• [Recorded information]:
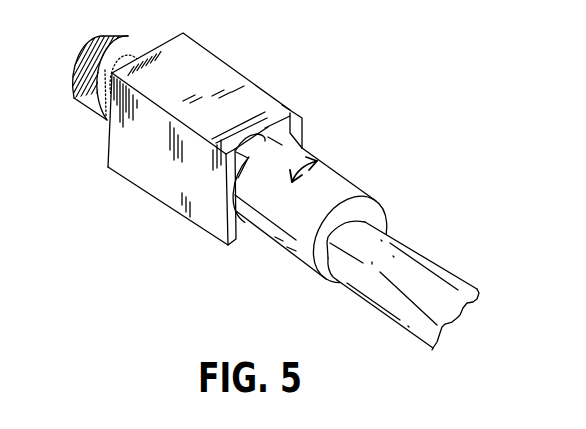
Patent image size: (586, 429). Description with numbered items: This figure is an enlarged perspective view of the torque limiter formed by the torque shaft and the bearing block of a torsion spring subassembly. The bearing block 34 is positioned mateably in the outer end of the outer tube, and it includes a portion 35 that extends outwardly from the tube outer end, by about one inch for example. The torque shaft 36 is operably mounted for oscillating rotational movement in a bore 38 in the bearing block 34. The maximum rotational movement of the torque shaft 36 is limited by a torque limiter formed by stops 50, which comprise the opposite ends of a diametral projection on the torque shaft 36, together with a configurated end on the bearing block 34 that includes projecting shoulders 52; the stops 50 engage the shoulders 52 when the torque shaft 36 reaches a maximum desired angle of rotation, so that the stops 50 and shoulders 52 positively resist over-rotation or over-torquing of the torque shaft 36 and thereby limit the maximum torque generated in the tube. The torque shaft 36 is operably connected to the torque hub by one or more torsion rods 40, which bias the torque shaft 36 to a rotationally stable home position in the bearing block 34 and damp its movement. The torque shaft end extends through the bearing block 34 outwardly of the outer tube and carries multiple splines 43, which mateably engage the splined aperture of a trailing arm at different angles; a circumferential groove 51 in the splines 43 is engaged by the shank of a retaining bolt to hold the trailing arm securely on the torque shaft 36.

The bearing block 34 is at (250, 62).
The portion of bearing block 35 is at (106, 118).
The torque shaft 36 is at (341, 174).
The bore 38 is at (284, 104).
The torsion rods 40 is at (426, 249).
The splines 43 is at (121, 34).
The stops 50 is at (334, 143).
The circumferential groove 51 is at (85, 98).
The projecting shoulders 52 is at (226, 176).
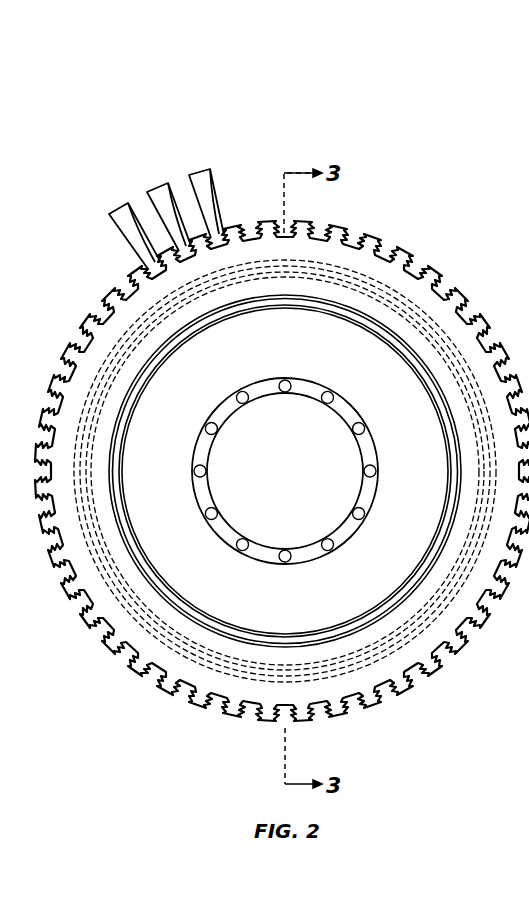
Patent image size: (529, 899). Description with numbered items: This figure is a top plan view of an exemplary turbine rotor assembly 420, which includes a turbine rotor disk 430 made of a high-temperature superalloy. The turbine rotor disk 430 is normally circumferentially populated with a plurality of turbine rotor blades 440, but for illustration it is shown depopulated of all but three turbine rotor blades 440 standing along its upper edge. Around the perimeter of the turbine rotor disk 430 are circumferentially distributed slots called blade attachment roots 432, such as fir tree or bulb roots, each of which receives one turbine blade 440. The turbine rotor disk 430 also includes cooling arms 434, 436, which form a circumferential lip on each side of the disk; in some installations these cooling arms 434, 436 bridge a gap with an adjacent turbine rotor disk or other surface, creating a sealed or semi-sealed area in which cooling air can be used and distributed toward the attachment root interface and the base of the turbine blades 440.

• [What is asked]:
Retype all of the data above word for word, and leave the pictures out of your answer.

• [Result of the exercise]:
Patent image size: (586, 429). Description with numbered items: This figure is an enlarged perspective view of the torque limiter formed by the torque shaft and the bearing block of a torsion spring subassembly. The bearing block 34 is positioned mateably in the outer end of the outer tube, and it includes a portion 35 that extends outwardly from the tube outer end, by about one inch for example. The torque shaft 36 is operably mounted for oscillating rotational movement in a bore 38 in the bearing block 34. The maximum rotational movement of the torque shaft 36 is limited by a torque limiter formed by stops 50, which comprise the opposite ends of a diametral projection on the torque shaft 36, together with a configurated end on the bearing block 34 that includes projecting shoulders 52; the stops 50 engage the shoulders 52 when the torque shaft 36 reaches a maximum desired angle of rotation, so that the stops 50 and shoulders 52 positively resist over-rotation or over-torquing of the torque shaft 36 and thereby limit the maximum torque generated in the tube. The torque shaft 36 is operably connected to the torque hub by one or more torsion rods 40, which bias the torque shaft 36 to a rotationally stable home position in the bearing block 34 and damp its movement. The torque shaft end extends through the bearing block 34 outwardly of the outer tube and carries multiple splines 43, which mateably engage the splined aperture of a trailing arm at different angles; a circumferential groove 51 in the splines 43 is engaged by the shank of a retaining bolt to hold the trailing arm securely on the torque shaft 36.

The bearing block 34 is at (250, 62).
The portion of bearing block 35 is at (106, 118).
The torque shaft 36 is at (341, 174).
The bore 38 is at (284, 104).
The torsion rods 40 is at (426, 249).
The splines 43 is at (121, 34).
The stops 50 is at (334, 143).
The circumferential groove 51 is at (85, 98).
The projecting shoulders 52 is at (226, 176).
Patent image size: (529, 899). Description with numbered items: This figure is a top plan view of an exemplary turbine rotor assembly 420, which includes a turbine rotor disk 430 made of a high-temperature superalloy. The turbine rotor disk 430 is normally circumferentially populated with a plurality of turbine rotor blades 440, but for illustration it is shown depopulated of all but three turbine rotor blades 440 standing along its upper edge. Around the perimeter of the turbine rotor disk 430 are circumferentially distributed slots called blade attachment roots 432, such as fir tree or bulb roots, each of which receives one turbine blade 440. The turbine rotor disk 430 also includes cooling arms 434, 436, which form a circumferential lip on each side of the disk; in some installations these cooling arms 434, 436 bridge a gap with an adjacent turbine rotor disk or other surface, creating a sealed or semi-sealed area in which cooling air can be used and distributed toward the attachment root interface and the base of the turbine blades 440.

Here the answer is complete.